• PROBLEM STATEMENT: Write the next part of the article on Shelley's "Ozymandias," starting right after its final sentence.

• EXCERPT PROVIDED:
—————
Brow Beat

Does “Ozymandias” Really Mean What We Think It Means?

Percy Bysshe Shelley, by Alfred Clint, 1819, left. Bryan Cranston as Walter White, right.
Percy Bysshe Shelley, by Alfred Clint, 1819, left. Bryan Cranston as Walter White, right.

Courtesy of National Portrait Gallery, London/Wikimedia Commons; Photo by Frank Ockenfels/AMC

The sonnet “Ozymandias,” by Percy Bysshe Shelley, rose again this week. A trailer for the final season of Breaking Bad featured Walter White reciting the poem, first published in 1818, while a time-collapsed reel of New Mexico landscape flashed by, as if some restless god from antiquity had put history on fast-forward.

Here at Brow Beat, Sharan Shetty made a case for why “Ozymandias” and Breaking Bad go together like ephedrine and red phosphorus: Both center on figures of passionate, monomaniacal ambition; both explore the (weirdly seductive, or at least commanding) nature of evil, especially as pitted against a more impersonal but equally violent power—time. As we prepared to put away our notes from high school English class, though, we had a “You’re Doing It Wrong: Shelley” moment. We’d always thought of “Ozymandias” as a textbook example of dramatic irony—the gulf in understanding between a character speaking lines and an audience hearing them. Were we mistaken?

The moral of “Ozymandias” seems simple. A great tyrant, otherwise known as Egyptian pharaoh Ramses II, has apparently commissioned a monument to his lofty works. The sculpted likeness, which bears his “wrinkled lip” and “sneer of cold command,” is inscribed with a boast: “My name is Ozymandias, King of Kings;/ Look on my Works, ye Mighty, and despair!” By the time we encounter the colossus, though, it has fallen into ruin. “Shattered” and “half sunk,” the “wreck” languishes in “lone and level sands.” Given Shelley’s anti-imperial leanings, the scornful takeaway seems obvious: So much for all that arrogant posturing. Joke’s on you, Oz! Can I call you Oz? Who cares! You’re just some rubble in the desert.

Except, according to the Romantic scholar Paul Fry, the poem is up to something far more complex than poking fun at a pharaoh’s empty dreams of immortality. Fry won’t deny that “Ozymandias” has an ironic soul, but he locates its mischief in an elaborate game Shelley is playing—on the reader.

Critics like to compare Shelley’s sonnet to one of those Chinese boxes that contain ever-smaller replicas of themselves. (I like to compare it to a Turducken.) The multiple voices, perspectives, and subjectivities nestled inside are similarly intricate and mind-boggling. At the “center” (is there a center? Paging Jacques Derrida …) floats the pharaoh, a transient human mystery whose meaning is interpreted and solidified by the sculptor who recreates him in stone. That relic, in turns, falls into the sights of “a traveler from an antique land”—a frantic-eyed adventurer who can’t even manage a polite hello before grabbing the poem’s speaker by the lapels. (“Two vast and trunkless legs of stone/ stand in the desert,” he intones, by way of greeting, perhaps gesticulating wildly. Nice to meet you, too.) Then there’s the speaker himself, a marvel of wary self-effacement. His “I” launches the poem and then vanishes, as if he could not shake off responsibility for the coming lines quickly enough. Cocooning all of these presences is the inscrutable consciousness of the poet; just outside hovers the mind of the reader.
—————
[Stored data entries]
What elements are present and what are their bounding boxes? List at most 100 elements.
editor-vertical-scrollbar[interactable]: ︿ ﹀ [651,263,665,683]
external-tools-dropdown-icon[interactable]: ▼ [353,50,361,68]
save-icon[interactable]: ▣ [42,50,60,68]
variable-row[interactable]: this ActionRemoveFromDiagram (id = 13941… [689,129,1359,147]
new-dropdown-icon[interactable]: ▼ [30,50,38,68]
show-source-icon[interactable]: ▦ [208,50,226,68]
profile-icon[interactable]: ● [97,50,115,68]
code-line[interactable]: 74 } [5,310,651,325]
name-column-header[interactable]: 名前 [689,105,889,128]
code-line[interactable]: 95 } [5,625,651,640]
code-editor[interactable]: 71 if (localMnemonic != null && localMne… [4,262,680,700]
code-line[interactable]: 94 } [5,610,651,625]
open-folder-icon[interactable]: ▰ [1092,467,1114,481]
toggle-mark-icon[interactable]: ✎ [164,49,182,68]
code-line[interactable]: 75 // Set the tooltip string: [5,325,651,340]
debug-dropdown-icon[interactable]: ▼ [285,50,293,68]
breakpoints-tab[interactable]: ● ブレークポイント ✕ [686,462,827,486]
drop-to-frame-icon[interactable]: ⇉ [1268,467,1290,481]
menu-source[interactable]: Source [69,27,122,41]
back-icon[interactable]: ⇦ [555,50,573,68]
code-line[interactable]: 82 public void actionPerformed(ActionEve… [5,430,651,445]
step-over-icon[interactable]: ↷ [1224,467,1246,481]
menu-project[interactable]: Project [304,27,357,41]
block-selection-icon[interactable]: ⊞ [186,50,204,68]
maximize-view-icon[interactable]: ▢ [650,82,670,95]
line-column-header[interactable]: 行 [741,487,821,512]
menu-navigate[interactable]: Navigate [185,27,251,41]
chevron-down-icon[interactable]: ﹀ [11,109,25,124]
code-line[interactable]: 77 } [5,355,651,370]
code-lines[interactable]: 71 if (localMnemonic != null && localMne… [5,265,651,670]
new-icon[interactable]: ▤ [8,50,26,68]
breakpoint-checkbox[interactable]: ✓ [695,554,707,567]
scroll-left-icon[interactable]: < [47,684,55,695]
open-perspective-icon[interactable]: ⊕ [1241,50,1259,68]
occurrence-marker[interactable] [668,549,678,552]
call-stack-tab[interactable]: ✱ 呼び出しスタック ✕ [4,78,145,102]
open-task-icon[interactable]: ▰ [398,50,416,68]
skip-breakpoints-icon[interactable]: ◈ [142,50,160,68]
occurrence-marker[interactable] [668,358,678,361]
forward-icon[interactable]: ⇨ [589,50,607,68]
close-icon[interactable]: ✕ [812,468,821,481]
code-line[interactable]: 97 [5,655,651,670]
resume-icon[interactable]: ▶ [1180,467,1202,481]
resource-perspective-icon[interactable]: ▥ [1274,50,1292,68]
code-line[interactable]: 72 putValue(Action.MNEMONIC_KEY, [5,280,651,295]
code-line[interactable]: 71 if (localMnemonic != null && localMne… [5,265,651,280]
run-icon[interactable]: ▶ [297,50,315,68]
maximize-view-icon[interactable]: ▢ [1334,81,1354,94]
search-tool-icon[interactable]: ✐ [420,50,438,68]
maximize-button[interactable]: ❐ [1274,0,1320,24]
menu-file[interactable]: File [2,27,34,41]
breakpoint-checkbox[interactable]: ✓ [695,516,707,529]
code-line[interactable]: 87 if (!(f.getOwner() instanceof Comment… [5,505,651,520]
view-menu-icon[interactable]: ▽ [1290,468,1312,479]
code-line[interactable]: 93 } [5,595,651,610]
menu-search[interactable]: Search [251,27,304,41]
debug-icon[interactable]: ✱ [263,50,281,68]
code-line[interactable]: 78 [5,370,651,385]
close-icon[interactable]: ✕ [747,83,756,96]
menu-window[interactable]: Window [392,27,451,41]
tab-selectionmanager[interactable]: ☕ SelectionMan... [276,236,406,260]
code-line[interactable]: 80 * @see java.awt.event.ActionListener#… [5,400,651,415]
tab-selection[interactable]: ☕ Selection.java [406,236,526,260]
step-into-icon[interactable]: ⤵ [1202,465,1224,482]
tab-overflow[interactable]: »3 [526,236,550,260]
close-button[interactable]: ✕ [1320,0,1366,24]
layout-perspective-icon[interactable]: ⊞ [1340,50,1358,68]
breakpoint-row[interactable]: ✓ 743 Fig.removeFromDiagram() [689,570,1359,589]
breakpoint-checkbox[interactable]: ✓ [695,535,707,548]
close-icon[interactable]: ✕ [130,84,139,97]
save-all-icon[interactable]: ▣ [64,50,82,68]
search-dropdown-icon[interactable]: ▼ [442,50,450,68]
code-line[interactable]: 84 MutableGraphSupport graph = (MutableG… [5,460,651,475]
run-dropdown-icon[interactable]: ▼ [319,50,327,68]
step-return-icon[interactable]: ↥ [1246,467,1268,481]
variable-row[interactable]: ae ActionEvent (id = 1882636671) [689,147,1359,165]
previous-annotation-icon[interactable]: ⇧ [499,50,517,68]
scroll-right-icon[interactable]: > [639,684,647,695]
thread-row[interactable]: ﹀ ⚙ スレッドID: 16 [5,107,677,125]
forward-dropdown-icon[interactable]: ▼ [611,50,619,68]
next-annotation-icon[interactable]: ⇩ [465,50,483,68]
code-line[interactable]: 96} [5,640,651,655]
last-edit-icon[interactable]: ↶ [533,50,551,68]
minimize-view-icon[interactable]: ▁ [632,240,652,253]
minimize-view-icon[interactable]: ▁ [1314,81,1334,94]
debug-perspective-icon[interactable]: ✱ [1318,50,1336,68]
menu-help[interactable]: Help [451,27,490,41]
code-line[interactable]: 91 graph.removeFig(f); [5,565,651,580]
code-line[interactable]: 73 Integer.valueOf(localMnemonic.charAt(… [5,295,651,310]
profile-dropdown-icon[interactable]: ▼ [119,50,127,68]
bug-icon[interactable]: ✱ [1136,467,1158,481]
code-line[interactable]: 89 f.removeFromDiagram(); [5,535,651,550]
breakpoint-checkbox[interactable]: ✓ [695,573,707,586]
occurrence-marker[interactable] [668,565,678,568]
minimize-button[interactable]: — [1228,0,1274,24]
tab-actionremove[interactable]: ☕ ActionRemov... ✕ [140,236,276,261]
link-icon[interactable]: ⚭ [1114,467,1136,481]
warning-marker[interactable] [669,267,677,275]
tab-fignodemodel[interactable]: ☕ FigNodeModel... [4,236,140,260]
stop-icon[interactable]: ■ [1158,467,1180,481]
—————
• ANSWER TO THIS EXERCISE:
Here is the joke, says Fry: Confronted by such a tapestry of unreliability, we think we have attained insight into Ozymandias. The sculptor was taken in too, when he tried to commit a version of his ruler to stone. But time warped his handiwork just as surely as it will reframe Shelley’s poem, muddle our recollections, and drag the leavings of our own lives through “lone and level sands.” (Are you laughing yet?) For Fry, in other words, “Ozymandias” links together a chain of egomaniacs who believe they have arrived at a stable form of knowing. It coaxes us into a glib understanding of its subject that it does not necessarily share—and the trench between that easy, seductive judgment and the truth (whatever it is) is the real irony.

Ramses II has not, actually, been forgotten. Nor was his ghost receding in Shelley’s time: The ancient Egyptians fascinated Napoleon, who brought archeologist-historians with him when he invaded Egypt in 1798, and Lord Byron, whose journals are littered with speculation about long-dead civilizations. (In fact, Byron’s adventures in Greece, Albania, and Turkey the year before the sonnet was written led Fry to wonder whether this “Napoleon of verse” was the “traveler from an antique land.”) And while the 18th-century “relic” poem—of which “Ozymandias” is an exemplar—has a memento mori, all-is-ephemeral vibe, sonnets traditionally celebrate the perseverance of art across centuries, even across the threshold separating life from death. So if Ozymandias and his sculptor were not right, they weren’t entirely wrong, either.

Sounds like the kind of uncertainty that might interest a guy nicknamed Heisenberg. Given how the last episode ended, I bet Walt likes Shelley better than (cryptic literary spoiler alert!) Whitman, at least.